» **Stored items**
--- --- ---

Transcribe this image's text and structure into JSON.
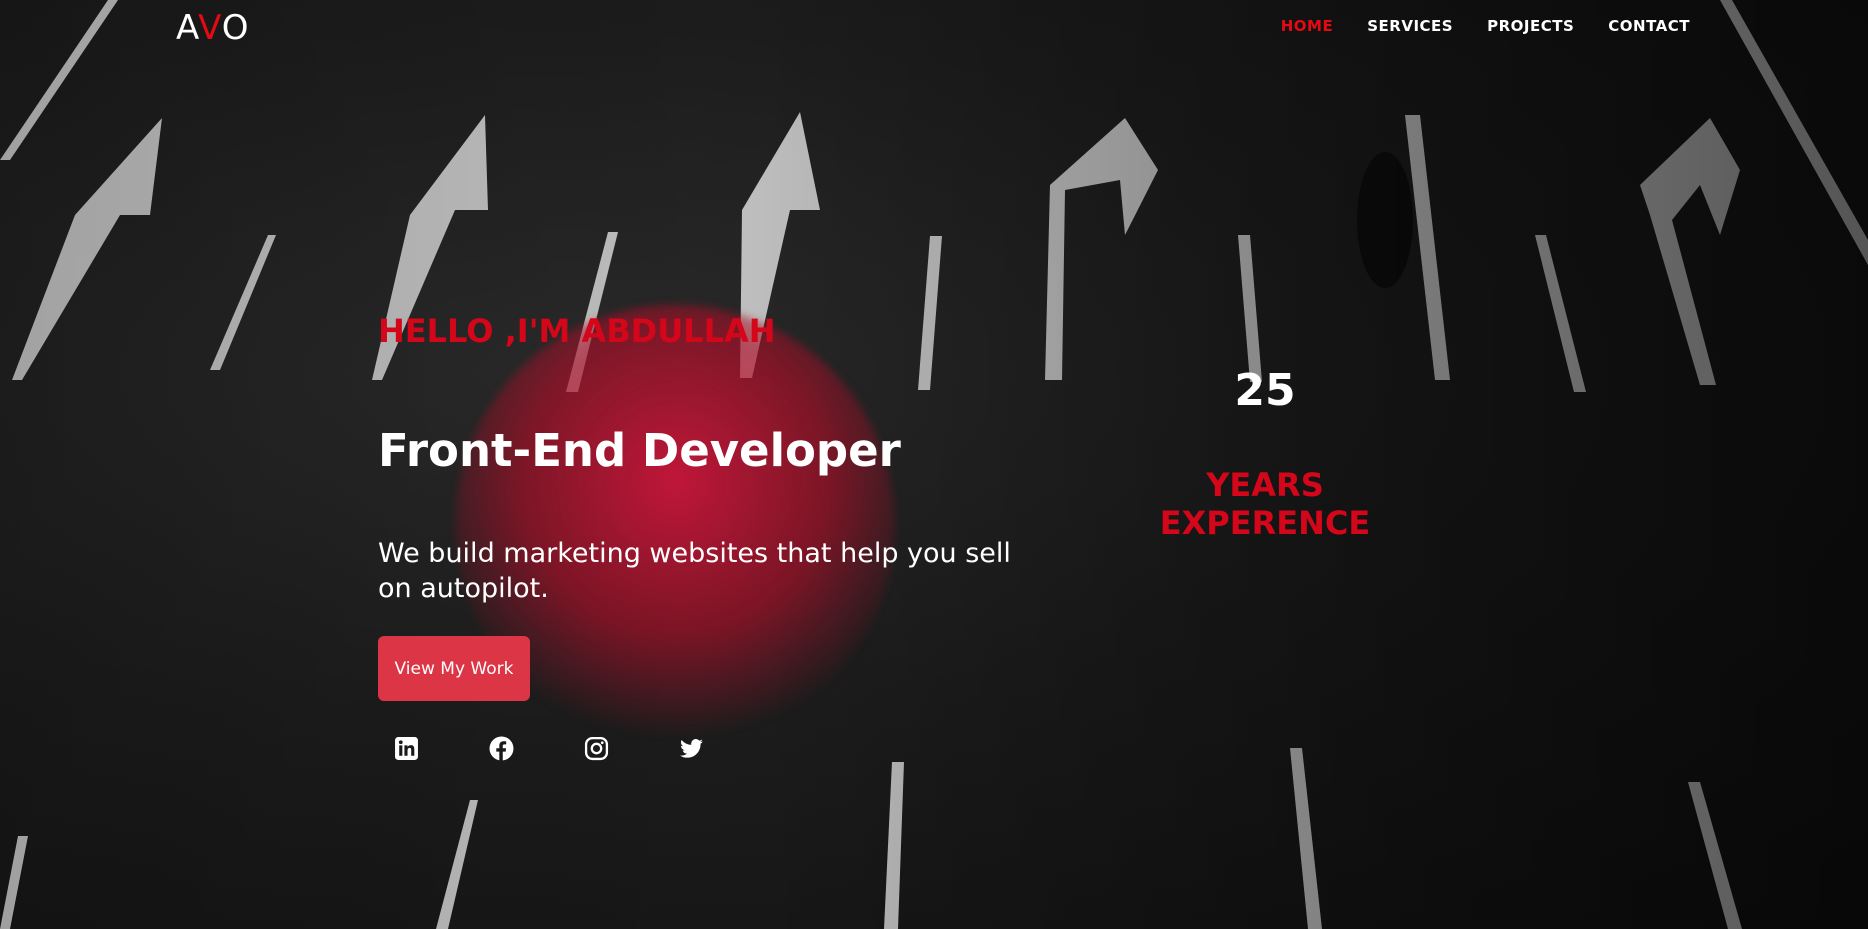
{
  "brand": {
    "prefix": "A",
    "highlight": "V",
    "suffix": "O"
  },
  "nav": {
    "items": [
      {
        "label": "HOME",
        "active": true
      },
      {
        "label": "SERVICES",
        "active": false
      },
      {
        "label": "PROJECTS",
        "active": false
      },
      {
        "label": "CONTACT",
        "active": false
      }
    ]
  },
  "hero": {
    "greeting": "HELLO ,I'M ABDULLAH",
    "role": "Front-End Developer",
    "description": "We build marketing websites that help you sell on autopilot.",
    "cta_label": "View My Work"
  },
  "socials": [
    {
      "icon": "linkedin-icon"
    },
    {
      "icon": "facebook-icon"
    },
    {
      "icon": "instagram-icon"
    },
    {
      "icon": "twitter-icon"
    }
  ],
  "stats": {
    "number": "25",
    "label": "YEARS EXPERENCE"
  },
  "colors": {
    "accent": "#e50914",
    "button": "#dc3545",
    "background": "#1a1a1a"
  }
}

--- --- ---

» **What is being asked**
Transcribe the records above exactly, omitting every picture they contain.

» **Written answer**
Transcribe this image's text and structure into JSON.
{
  "brand": {
    "prefix": "A",
    "highlight": "V",
    "suffix": "O"
  },
  "nav": {
    "items": [
      {
        "label": "HOME",
        "active": true
      },
      {
        "label": "SERVICES",
        "active": false
      },
      {
        "label": "PROJECTS",
        "active": false
      },
      {
        "label": "CONTACT",
        "active": false
      }
    ]
  },
  "hero": {
    "greeting": "HELLO ,I'M ABDULLAH",
    "role": "Front-End Developer",
    "description": "We build marketing websites that help you sell on autopilot.",
    "cta_label": "View My Work"
  },
  "socials": [
    {
      "icon": "linkedin-icon"
    },
    {
      "icon": "facebook-icon"
    },
    {
      "icon": "instagram-icon"
    },
    {
      "icon": "twitter-icon"
    }
  ],
  "stats": {
    "number": "25",
    "label": "YEARS EXPERENCE"
  },
  "colors": {
    "accent": "#e50914",
    "button": "#dc3545",
    "background": "#1a1a1a"
  }
}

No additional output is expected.